Data entries:
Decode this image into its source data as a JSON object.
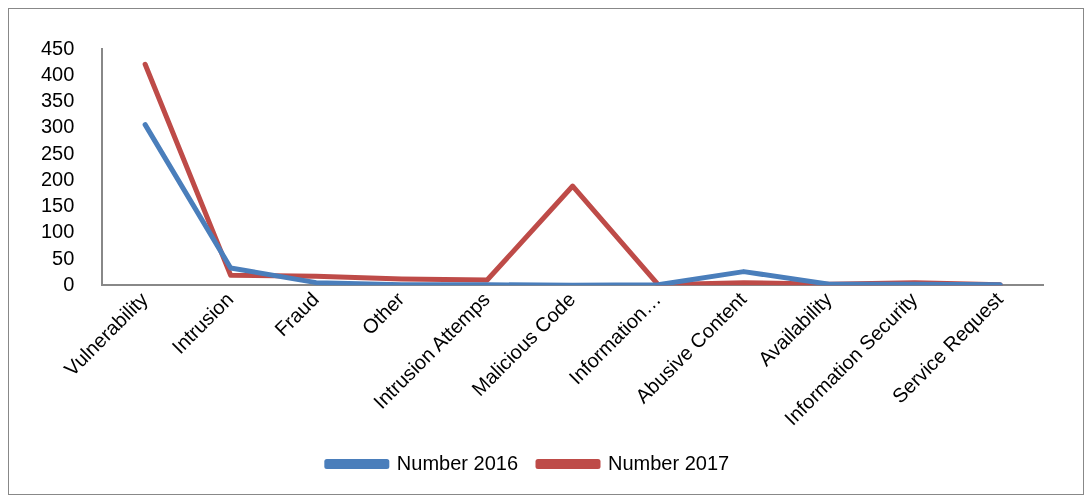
{
  "chart_data": {
    "type": "line",
    "categories": [
      "Vulnerability",
      "Intrusion",
      "Fraud",
      "Other",
      "Intrusion Attemps",
      "Malicious Code",
      "Information…",
      "Abusive Content",
      "Availability",
      "Information Security",
      "Service Request"
    ],
    "series": [
      {
        "name": "Number 2016",
        "color": "#4a7ebb",
        "values": [
          306,
          33,
          5,
          1,
          1,
          0,
          1,
          26,
          2,
          2,
          1
        ]
      },
      {
        "name": "Number 2017",
        "color": "#be4b48",
        "values": [
          421,
          19,
          17,
          12,
          10,
          189,
          1,
          5,
          2,
          5,
          1
        ]
      }
    ],
    "ylim": [
      0,
      450
    ],
    "yticks": [
      0,
      50,
      100,
      150,
      200,
      250,
      300,
      350,
      400,
      450
    ],
    "grid": false,
    "legend": "bottom",
    "marker": "none",
    "line_style": "solid"
  }
}
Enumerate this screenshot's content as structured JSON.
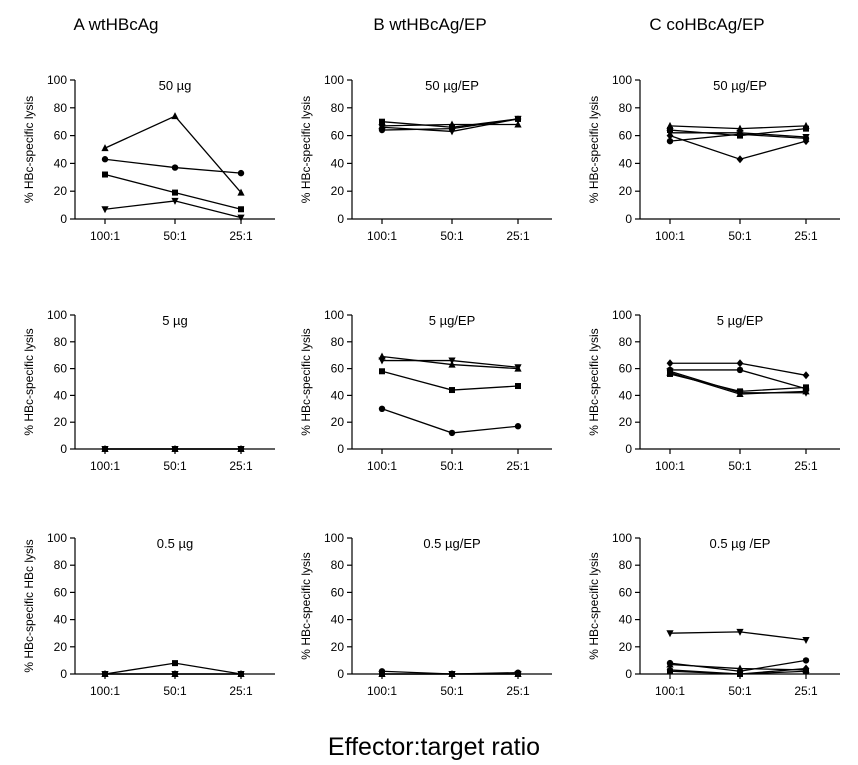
{
  "figure": {
    "column_titles": [
      "A  wtHBcAg",
      "B  wtHBcAg/EP",
      "C  coHBcAg/EP"
    ],
    "x_axis_title": "Effector:target ratio"
  },
  "chart_data": [
    {
      "type": "line",
      "title": "50 µg",
      "ylabel": "% HBc-specific lysis",
      "categories": [
        "100:1",
        "50:1",
        "25:1"
      ],
      "ylim": [
        0,
        100
      ],
      "yticks": [
        0,
        20,
        40,
        60,
        80,
        100
      ],
      "grid": false,
      "series": [
        {
          "marker": "triangle",
          "values": [
            51,
            74,
            19
          ]
        },
        {
          "marker": "circle",
          "values": [
            43,
            37,
            33
          ]
        },
        {
          "marker": "square",
          "values": [
            32,
            19,
            7
          ]
        },
        {
          "marker": "triangle-down",
          "values": [
            7,
            13,
            1
          ]
        }
      ]
    },
    {
      "type": "line",
      "title": "50 µg/EP",
      "ylabel": "% HBc-specific lysis",
      "categories": [
        "100:1",
        "50:1",
        "25:1"
      ],
      "ylim": [
        0,
        100
      ],
      "yticks": [
        0,
        20,
        40,
        60,
        80,
        100
      ],
      "grid": false,
      "series": [
        {
          "marker": "square",
          "values": [
            70,
            66,
            72
          ]
        },
        {
          "marker": "triangle",
          "values": [
            67,
            68,
            68
          ]
        },
        {
          "marker": "triangle-down",
          "values": [
            66,
            63,
            72
          ]
        },
        {
          "marker": "circle",
          "values": [
            64,
            65,
            72
          ]
        }
      ]
    },
    {
      "type": "line",
      "title": "50 µg/EP",
      "ylabel": "% HBc-specific lysis",
      "categories": [
        "100:1",
        "50:1",
        "25:1"
      ],
      "ylim": [
        0,
        100
      ],
      "yticks": [
        0,
        20,
        40,
        60,
        80,
        100
      ],
      "grid": false,
      "series": [
        {
          "marker": "triangle",
          "values": [
            67,
            65,
            67
          ]
        },
        {
          "marker": "square",
          "values": [
            64,
            60,
            65
          ]
        },
        {
          "marker": "triangle-down",
          "values": [
            62,
            62,
            59
          ]
        },
        {
          "marker": "diamond",
          "values": [
            60,
            43,
            56
          ]
        },
        {
          "marker": "circle",
          "values": [
            56,
            61,
            58
          ]
        }
      ]
    },
    {
      "type": "line",
      "title": "5 µg",
      "ylabel": "% HBc-specific lysis",
      "categories": [
        "100:1",
        "50:1",
        "25:1"
      ],
      "ylim": [
        0,
        100
      ],
      "yticks": [
        0,
        20,
        40,
        60,
        80,
        100
      ],
      "grid": false,
      "series": [
        {
          "marker": "circle",
          "values": [
            0,
            0,
            0
          ]
        },
        {
          "marker": "square",
          "values": [
            0,
            0,
            0
          ]
        },
        {
          "marker": "triangle",
          "values": [
            0,
            0,
            0
          ]
        },
        {
          "marker": "triangle-down",
          "values": [
            0,
            0,
            0
          ]
        }
      ]
    },
    {
      "type": "line",
      "title": "5 µg/EP",
      "ylabel": "% HBc-specific lysis",
      "categories": [
        "100:1",
        "50:1",
        "25:1"
      ],
      "ylim": [
        0,
        100
      ],
      "yticks": [
        0,
        20,
        40,
        60,
        80,
        100
      ],
      "grid": false,
      "series": [
        {
          "marker": "triangle",
          "values": [
            69,
            63,
            60
          ]
        },
        {
          "marker": "triangle-down",
          "values": [
            66,
            66,
            61
          ]
        },
        {
          "marker": "square",
          "values": [
            58,
            44,
            47
          ]
        },
        {
          "marker": "circle",
          "values": [
            30,
            12,
            17
          ]
        }
      ]
    },
    {
      "type": "line",
      "title": "5 µg/EP",
      "ylabel": "% HBc-specific lysis",
      "categories": [
        "100:1",
        "50:1",
        "25:1"
      ],
      "ylim": [
        0,
        100
      ],
      "yticks": [
        0,
        20,
        40,
        60,
        80,
        100
      ],
      "grid": false,
      "series": [
        {
          "marker": "diamond",
          "values": [
            64,
            64,
            55
          ]
        },
        {
          "marker": "circle",
          "values": [
            59,
            59,
            45
          ]
        },
        {
          "marker": "square",
          "values": [
            56,
            43,
            46
          ]
        },
        {
          "marker": "triangle",
          "values": [
            57,
            41,
            43
          ]
        },
        {
          "marker": "triangle-down",
          "values": [
            58,
            42,
            42
          ]
        }
      ]
    },
    {
      "type": "line",
      "title": "0.5 µg",
      "ylabel": "% HBc-specific HBc lysis",
      "categories": [
        "100:1",
        "50:1",
        "25:1"
      ],
      "ylim": [
        0,
        100
      ],
      "yticks": [
        0,
        20,
        40,
        60,
        80,
        100
      ],
      "grid": false,
      "series": [
        {
          "marker": "square",
          "values": [
            0,
            8,
            0
          ]
        },
        {
          "marker": "circle",
          "values": [
            0,
            0,
            0
          ]
        },
        {
          "marker": "triangle",
          "values": [
            0,
            0,
            0
          ]
        },
        {
          "marker": "triangle-down",
          "values": [
            0,
            0,
            0
          ]
        }
      ]
    },
    {
      "type": "line",
      "title": "0.5 µg/EP",
      "ylabel": "% HBc-specific lysis",
      "categories": [
        "100:1",
        "50:1",
        "25:1"
      ],
      "ylim": [
        0,
        100
      ],
      "yticks": [
        0,
        20,
        40,
        60,
        80,
        100
      ],
      "grid": false,
      "series": [
        {
          "marker": "circle",
          "values": [
            2,
            0,
            1
          ]
        },
        {
          "marker": "square",
          "values": [
            0,
            0,
            0
          ]
        },
        {
          "marker": "triangle",
          "values": [
            0,
            0,
            0
          ]
        },
        {
          "marker": "triangle-down",
          "values": [
            0,
            0,
            0
          ]
        }
      ]
    },
    {
      "type": "line",
      "title": "0.5 µg /EP",
      "ylabel": "% HBc-specific lysis",
      "categories": [
        "100:1",
        "50:1",
        "25:1"
      ],
      "ylim": [
        0,
        100
      ],
      "yticks": [
        0,
        20,
        40,
        60,
        80,
        100
      ],
      "grid": false,
      "series": [
        {
          "marker": "triangle-down",
          "values": [
            30,
            31,
            25
          ]
        },
        {
          "marker": "circle",
          "values": [
            8,
            2,
            10
          ]
        },
        {
          "marker": "triangle",
          "values": [
            7,
            4,
            3
          ]
        },
        {
          "marker": "square",
          "values": [
            2,
            0,
            2
          ]
        },
        {
          "marker": "diamond",
          "values": [
            3,
            0,
            4
          ]
        }
      ]
    }
  ]
}
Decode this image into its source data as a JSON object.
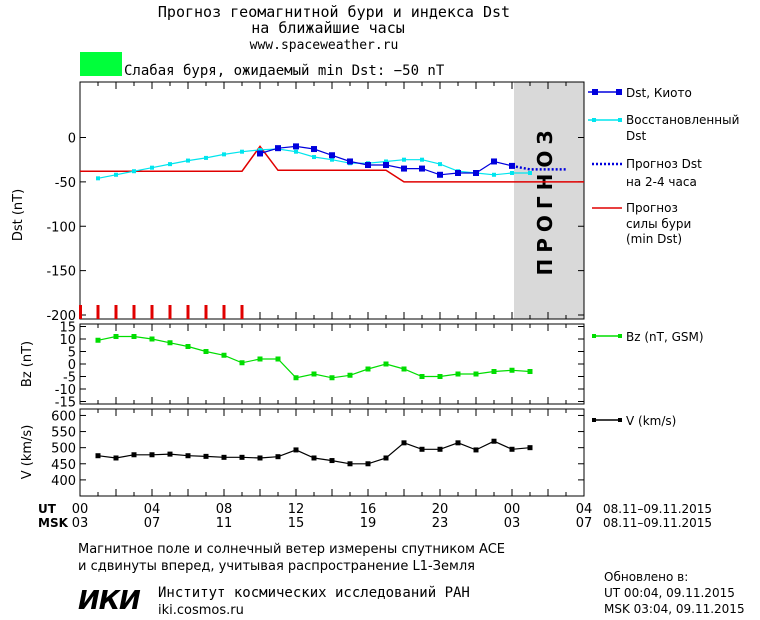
{
  "header": {
    "title_line1": "Прогноз геомагнитной бури и индекса Dst",
    "title_line2": "на ближайшие часы",
    "site": "www.spaceweather.ru",
    "storm_label": "Слабая буря, ожидаемый min Dst: −50 nT",
    "storm_color": "#00ff3a"
  },
  "forecast_zone_label": "ПРОГНОЗ",
  "colors": {
    "dst": "#0000dd",
    "restored": "#00e5ee",
    "forecast": "#0000dd",
    "storm": "#e00000",
    "bz": "#00dd00",
    "v": "#000000",
    "forecast_bg": "#d9d9d9"
  },
  "time_axis": {
    "ut_label": "UT",
    "msk_label": "MSK",
    "ut_ticks": [
      "00",
      "04",
      "08",
      "12",
      "16",
      "20",
      "00",
      "04"
    ],
    "msk_ticks": [
      "03",
      "07",
      "11",
      "15",
      "19",
      "23",
      "03",
      "07"
    ],
    "ut_range": "08.11–09.11.2015",
    "msk_range": "08.11–09.11.2015"
  },
  "chart_data": [
    {
      "type": "line",
      "ylabel": "Dst (nT)",
      "ylim": [
        -200,
        40
      ],
      "yticks": [
        "0",
        "-50",
        "-100",
        "-150",
        "-200"
      ],
      "xlim_hours": [
        0,
        28
      ],
      "series": [
        {
          "name": "Dst, Киото",
          "x": [
            10,
            11,
            12,
            13,
            14,
            15,
            16,
            17,
            18,
            19,
            20,
            21,
            22,
            23,
            24
          ],
          "y": [
            -18,
            -12,
            -10,
            -13,
            -20,
            -27,
            -31,
            -31,
            -35,
            -35,
            -42,
            -40,
            -40,
            -27,
            -32
          ]
        },
        {
          "name": "Восстановленный Dst",
          "x": [
            1,
            2,
            3,
            4,
            5,
            6,
            7,
            8,
            9,
            10,
            11,
            12,
            13,
            14,
            15,
            16,
            17,
            18,
            19,
            20,
            21,
            22,
            23,
            24,
            25
          ],
          "y": [
            -46,
            -42,
            -38,
            -34,
            -30,
            -26,
            -23,
            -19,
            -16,
            -14,
            -13,
            -16,
            -22,
            -25,
            -29,
            -29,
            -27,
            -25,
            -25,
            -30,
            -38,
            -40,
            -42,
            -40,
            -40
          ]
        },
        {
          "name": "Прогноз Dst на 2-4 часа",
          "x": [
            24,
            25,
            26,
            27
          ],
          "y": [
            -32,
            -36,
            -36,
            -36
          ]
        },
        {
          "name": "Прогноз силы бури (min Dst)",
          "x": [
            0,
            9,
            10,
            11,
            17,
            18,
            28
          ],
          "y": [
            -38,
            -38,
            -10,
            -37,
            -37,
            -50,
            -50
          ]
        }
      ],
      "forecast_from_hour": 24,
      "storm_markers_x": [
        1,
        2,
        3,
        4,
        5,
        6,
        7,
        8,
        9
      ]
    },
    {
      "type": "line",
      "ylabel": "Bz (nT)",
      "ylim": [
        -16,
        16
      ],
      "yticks": [
        "15",
        "10",
        "5",
        "0",
        "-5",
        "-10",
        "-15"
      ],
      "series": [
        {
          "name": "Bz (nT, GSM)",
          "x": [
            1,
            2,
            3,
            4,
            5,
            6,
            7,
            8,
            9,
            10,
            11,
            12,
            13,
            14,
            15,
            16,
            17,
            18,
            19,
            20,
            21,
            22,
            23,
            24,
            25
          ],
          "y": [
            9.5,
            11,
            11,
            10,
            8.5,
            7,
            5,
            3.5,
            0.5,
            2,
            2,
            -5.5,
            -4,
            -5.5,
            -4.5,
            -2,
            0,
            -2,
            -5,
            -5,
            -4,
            -4,
            -3,
            -2.5,
            -3
          ]
        }
      ]
    },
    {
      "type": "line",
      "ylabel": "V (km/s)",
      "ylim": [
        350,
        620
      ],
      "yticks": [
        "600",
        "550",
        "500",
        "450",
        "400"
      ],
      "series": [
        {
          "name": "V (km/s)",
          "x": [
            1,
            2,
            3,
            4,
            5,
            6,
            7,
            8,
            9,
            10,
            11,
            12,
            13,
            14,
            15,
            16,
            17,
            18,
            19,
            20,
            21,
            22,
            23,
            24,
            25
          ],
          "y": [
            475,
            468,
            478,
            478,
            480,
            475,
            473,
            470,
            470,
            468,
            472,
            493,
            468,
            460,
            450,
            450,
            468,
            515,
            495,
            495,
            515,
            493,
            520,
            495,
            500
          ]
        }
      ]
    }
  ],
  "footer": {
    "note_line1": "Магнитное поле и солнечный ветер измерены спутником ACE",
    "note_line2": "и сдвинуты вперед, учитывая распространение L1-Земля",
    "logo_text": "ИКИ",
    "institute": "Институт космических исследований РАН",
    "institute_site": "iki.cosmos.ru",
    "updated_label": "Обновлено в:",
    "updated_ut": "UT   00:04, 09.11.2015",
    "updated_msk": "MSK 03:04, 09.11.2015"
  }
}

Task brief: State only the count of lines above that hold the string "бури".

Result: 2